YOUR INSTRUCTIONS — Pull out every line below that contains the word "исполняющим".

TASK DATA —
--*--

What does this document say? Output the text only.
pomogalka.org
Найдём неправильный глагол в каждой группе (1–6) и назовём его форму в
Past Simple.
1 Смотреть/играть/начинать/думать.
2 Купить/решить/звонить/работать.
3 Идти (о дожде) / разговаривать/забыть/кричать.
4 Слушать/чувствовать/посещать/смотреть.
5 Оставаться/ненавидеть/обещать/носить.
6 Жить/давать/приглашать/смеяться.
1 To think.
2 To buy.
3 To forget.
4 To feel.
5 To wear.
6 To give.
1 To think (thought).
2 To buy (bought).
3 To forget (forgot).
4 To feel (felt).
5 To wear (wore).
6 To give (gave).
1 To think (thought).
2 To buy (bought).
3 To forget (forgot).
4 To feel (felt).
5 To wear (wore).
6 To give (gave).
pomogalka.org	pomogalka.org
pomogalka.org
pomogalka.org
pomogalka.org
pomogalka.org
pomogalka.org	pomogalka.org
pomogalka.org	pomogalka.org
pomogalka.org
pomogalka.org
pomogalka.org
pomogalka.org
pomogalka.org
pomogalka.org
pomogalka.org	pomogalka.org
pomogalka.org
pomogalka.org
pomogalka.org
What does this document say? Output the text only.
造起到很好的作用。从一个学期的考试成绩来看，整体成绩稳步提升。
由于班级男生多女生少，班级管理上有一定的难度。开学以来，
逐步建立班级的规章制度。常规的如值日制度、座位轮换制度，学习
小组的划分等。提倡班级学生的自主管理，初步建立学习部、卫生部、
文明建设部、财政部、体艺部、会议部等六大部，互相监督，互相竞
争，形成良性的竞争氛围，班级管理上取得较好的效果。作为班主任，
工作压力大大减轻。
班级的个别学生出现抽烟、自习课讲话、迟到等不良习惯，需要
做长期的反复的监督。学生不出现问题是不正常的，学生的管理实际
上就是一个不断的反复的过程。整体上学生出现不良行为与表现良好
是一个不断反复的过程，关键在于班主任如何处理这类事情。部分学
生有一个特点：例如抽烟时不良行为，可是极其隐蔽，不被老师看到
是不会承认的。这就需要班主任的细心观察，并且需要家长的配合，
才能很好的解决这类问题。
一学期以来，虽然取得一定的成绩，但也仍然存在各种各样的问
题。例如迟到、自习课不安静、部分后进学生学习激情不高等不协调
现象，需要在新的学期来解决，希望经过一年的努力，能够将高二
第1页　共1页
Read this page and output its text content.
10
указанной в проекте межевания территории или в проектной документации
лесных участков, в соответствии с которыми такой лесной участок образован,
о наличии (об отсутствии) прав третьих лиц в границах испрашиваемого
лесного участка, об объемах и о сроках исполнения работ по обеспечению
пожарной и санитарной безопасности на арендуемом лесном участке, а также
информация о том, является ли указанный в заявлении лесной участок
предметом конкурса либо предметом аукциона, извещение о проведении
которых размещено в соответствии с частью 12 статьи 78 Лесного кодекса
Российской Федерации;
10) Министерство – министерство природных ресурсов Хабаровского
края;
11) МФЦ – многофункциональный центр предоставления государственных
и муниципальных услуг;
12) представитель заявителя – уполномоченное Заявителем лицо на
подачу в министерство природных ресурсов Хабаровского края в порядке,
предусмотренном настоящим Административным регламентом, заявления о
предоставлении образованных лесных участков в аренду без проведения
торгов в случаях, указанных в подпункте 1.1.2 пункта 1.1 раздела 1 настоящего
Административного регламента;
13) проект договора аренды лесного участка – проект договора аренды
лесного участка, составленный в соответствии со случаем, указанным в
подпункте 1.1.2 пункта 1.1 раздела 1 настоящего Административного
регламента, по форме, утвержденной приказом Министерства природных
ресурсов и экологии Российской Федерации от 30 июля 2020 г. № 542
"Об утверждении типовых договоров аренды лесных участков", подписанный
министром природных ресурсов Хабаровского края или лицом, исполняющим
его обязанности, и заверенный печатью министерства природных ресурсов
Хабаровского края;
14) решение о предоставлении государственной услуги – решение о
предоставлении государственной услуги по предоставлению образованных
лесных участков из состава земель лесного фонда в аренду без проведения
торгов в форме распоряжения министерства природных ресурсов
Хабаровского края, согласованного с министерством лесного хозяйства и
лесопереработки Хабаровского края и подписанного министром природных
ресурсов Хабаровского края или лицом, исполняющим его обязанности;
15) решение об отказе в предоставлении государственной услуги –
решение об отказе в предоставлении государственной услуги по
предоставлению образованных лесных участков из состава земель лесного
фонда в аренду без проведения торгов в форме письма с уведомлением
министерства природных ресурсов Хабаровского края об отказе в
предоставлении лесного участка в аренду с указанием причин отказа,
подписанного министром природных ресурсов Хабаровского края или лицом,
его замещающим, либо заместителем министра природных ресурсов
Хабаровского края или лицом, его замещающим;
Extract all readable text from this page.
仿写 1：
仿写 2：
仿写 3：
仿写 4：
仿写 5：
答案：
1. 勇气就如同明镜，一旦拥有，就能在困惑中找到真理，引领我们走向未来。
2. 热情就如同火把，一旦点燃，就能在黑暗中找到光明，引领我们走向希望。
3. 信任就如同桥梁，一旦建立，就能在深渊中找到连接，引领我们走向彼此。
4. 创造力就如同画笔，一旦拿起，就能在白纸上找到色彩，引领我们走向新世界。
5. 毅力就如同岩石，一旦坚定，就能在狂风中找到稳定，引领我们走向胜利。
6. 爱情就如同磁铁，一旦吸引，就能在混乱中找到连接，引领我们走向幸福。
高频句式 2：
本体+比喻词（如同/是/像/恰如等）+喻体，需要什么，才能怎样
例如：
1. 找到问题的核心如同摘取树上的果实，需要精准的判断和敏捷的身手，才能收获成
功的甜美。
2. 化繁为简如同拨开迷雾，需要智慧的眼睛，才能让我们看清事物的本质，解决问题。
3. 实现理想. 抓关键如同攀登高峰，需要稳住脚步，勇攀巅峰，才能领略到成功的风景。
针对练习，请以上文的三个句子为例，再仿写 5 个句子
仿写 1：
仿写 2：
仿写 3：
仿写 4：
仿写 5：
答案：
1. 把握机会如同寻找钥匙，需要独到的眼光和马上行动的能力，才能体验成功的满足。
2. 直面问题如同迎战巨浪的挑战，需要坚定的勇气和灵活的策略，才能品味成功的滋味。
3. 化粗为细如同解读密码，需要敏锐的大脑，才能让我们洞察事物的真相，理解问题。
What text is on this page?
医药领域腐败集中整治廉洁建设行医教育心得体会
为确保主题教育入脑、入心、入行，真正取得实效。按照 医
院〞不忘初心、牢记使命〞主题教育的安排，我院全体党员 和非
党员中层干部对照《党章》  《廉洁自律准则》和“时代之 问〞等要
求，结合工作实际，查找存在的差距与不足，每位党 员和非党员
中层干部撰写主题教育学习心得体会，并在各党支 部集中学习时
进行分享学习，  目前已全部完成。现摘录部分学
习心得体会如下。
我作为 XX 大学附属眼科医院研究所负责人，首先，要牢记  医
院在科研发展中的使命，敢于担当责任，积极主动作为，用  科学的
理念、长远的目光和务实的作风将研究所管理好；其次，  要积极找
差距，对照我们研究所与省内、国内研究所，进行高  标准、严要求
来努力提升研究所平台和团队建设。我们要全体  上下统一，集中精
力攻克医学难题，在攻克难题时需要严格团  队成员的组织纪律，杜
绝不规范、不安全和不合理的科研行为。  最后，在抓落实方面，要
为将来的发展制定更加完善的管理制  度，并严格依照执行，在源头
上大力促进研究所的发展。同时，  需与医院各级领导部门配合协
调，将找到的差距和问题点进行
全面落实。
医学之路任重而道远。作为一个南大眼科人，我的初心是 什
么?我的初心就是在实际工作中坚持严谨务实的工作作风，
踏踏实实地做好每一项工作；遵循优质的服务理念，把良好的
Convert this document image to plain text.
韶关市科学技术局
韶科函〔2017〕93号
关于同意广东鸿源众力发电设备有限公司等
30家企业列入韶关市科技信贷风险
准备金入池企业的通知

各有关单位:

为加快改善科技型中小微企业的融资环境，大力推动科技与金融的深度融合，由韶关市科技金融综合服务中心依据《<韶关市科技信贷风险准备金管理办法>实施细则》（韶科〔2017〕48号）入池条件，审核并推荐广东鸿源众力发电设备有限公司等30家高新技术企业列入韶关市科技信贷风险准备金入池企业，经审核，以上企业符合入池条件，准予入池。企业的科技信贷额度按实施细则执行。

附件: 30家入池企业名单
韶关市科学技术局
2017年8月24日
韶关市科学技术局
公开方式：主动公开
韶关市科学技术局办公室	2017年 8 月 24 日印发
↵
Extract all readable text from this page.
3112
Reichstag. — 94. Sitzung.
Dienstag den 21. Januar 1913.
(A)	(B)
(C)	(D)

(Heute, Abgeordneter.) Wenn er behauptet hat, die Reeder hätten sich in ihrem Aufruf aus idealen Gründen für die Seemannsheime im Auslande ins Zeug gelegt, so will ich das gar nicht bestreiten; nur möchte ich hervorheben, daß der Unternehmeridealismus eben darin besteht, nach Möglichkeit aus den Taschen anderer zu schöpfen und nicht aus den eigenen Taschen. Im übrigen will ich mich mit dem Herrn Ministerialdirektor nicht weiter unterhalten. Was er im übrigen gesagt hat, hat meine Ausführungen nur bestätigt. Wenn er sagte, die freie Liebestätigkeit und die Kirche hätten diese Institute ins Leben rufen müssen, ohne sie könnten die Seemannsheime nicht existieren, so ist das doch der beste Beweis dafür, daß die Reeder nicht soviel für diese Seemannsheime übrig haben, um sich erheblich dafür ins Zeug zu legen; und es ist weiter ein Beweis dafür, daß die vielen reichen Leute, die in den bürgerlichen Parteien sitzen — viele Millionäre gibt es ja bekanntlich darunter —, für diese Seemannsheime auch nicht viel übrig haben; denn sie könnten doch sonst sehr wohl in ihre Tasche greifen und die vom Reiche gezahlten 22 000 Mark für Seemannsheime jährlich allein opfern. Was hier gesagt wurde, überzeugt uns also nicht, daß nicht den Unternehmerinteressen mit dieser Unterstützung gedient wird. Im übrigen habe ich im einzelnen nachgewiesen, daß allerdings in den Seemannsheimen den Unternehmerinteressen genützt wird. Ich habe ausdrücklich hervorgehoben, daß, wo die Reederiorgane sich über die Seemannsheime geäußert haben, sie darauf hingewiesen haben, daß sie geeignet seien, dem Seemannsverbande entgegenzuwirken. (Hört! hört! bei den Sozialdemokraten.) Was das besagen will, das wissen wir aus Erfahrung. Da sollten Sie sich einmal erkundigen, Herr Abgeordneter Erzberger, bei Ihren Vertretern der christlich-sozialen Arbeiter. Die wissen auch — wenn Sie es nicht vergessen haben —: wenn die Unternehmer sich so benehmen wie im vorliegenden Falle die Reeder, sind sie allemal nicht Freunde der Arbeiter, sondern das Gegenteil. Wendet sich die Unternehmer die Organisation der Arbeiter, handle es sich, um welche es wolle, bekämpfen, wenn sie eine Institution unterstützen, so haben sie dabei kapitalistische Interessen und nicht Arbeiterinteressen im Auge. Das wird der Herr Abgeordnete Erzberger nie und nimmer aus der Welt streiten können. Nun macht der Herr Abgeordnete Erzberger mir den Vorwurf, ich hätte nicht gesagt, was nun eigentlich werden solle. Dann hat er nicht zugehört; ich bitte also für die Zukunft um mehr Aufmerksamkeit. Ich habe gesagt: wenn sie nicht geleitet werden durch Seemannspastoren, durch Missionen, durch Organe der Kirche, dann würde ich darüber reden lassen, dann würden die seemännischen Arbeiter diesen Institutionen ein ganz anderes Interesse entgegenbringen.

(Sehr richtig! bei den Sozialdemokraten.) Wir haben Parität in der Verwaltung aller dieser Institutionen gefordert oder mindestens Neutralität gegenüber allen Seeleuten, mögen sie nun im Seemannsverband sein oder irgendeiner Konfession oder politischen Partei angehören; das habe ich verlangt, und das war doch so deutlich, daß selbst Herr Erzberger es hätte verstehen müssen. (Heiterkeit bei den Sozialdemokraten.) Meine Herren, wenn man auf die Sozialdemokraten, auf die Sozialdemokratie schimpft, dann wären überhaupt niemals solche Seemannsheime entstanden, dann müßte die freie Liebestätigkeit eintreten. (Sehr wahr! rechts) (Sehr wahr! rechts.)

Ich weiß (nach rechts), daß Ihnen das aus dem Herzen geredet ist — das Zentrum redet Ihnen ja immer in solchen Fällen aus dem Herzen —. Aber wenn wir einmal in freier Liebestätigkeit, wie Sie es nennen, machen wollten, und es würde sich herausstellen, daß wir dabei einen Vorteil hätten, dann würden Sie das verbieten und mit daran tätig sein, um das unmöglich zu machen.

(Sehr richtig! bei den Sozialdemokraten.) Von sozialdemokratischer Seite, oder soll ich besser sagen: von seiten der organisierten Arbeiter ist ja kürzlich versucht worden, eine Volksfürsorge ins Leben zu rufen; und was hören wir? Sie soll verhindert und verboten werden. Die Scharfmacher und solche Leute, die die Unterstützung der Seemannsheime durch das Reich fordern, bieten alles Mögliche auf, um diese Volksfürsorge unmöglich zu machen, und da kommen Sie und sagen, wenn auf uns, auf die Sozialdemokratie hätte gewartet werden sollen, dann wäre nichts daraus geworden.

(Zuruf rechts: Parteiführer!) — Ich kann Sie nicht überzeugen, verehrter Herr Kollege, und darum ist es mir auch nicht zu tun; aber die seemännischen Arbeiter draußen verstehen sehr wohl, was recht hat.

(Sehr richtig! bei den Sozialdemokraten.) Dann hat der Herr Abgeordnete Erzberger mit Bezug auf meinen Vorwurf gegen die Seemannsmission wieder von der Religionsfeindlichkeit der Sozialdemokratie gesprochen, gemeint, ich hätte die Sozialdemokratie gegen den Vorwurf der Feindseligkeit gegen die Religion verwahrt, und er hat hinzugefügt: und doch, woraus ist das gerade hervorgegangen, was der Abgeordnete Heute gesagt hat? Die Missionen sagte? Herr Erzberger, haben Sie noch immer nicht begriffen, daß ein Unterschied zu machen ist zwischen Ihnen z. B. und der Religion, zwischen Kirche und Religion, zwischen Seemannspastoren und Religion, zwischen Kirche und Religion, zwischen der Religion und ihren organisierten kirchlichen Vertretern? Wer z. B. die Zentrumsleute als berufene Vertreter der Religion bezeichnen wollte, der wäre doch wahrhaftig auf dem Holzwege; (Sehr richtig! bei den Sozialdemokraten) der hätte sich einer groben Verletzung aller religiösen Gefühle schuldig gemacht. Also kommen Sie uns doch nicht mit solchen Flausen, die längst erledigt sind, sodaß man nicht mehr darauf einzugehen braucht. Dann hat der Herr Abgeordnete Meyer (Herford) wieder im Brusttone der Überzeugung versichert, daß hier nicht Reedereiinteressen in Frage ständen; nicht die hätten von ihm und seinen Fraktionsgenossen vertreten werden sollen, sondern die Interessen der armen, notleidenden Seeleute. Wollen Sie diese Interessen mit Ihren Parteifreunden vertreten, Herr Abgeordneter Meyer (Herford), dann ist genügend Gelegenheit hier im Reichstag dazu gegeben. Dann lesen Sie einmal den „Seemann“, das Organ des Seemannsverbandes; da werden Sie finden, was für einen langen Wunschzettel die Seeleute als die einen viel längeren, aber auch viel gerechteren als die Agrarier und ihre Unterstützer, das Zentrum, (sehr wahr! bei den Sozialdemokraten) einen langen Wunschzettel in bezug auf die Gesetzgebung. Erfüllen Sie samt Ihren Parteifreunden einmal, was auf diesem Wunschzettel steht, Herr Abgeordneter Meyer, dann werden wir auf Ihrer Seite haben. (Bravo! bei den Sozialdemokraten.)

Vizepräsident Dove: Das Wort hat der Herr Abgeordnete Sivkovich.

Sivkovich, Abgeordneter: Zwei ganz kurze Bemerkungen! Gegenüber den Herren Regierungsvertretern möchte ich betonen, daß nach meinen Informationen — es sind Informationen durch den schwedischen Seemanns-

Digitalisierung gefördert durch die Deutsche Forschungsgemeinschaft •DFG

--*--

TASK ANSWER —
министром природных ресурсов Хабаровского края или лицом, исполняющим
ресурсов Хабаровского края или лицом, исполняющим его обязанности;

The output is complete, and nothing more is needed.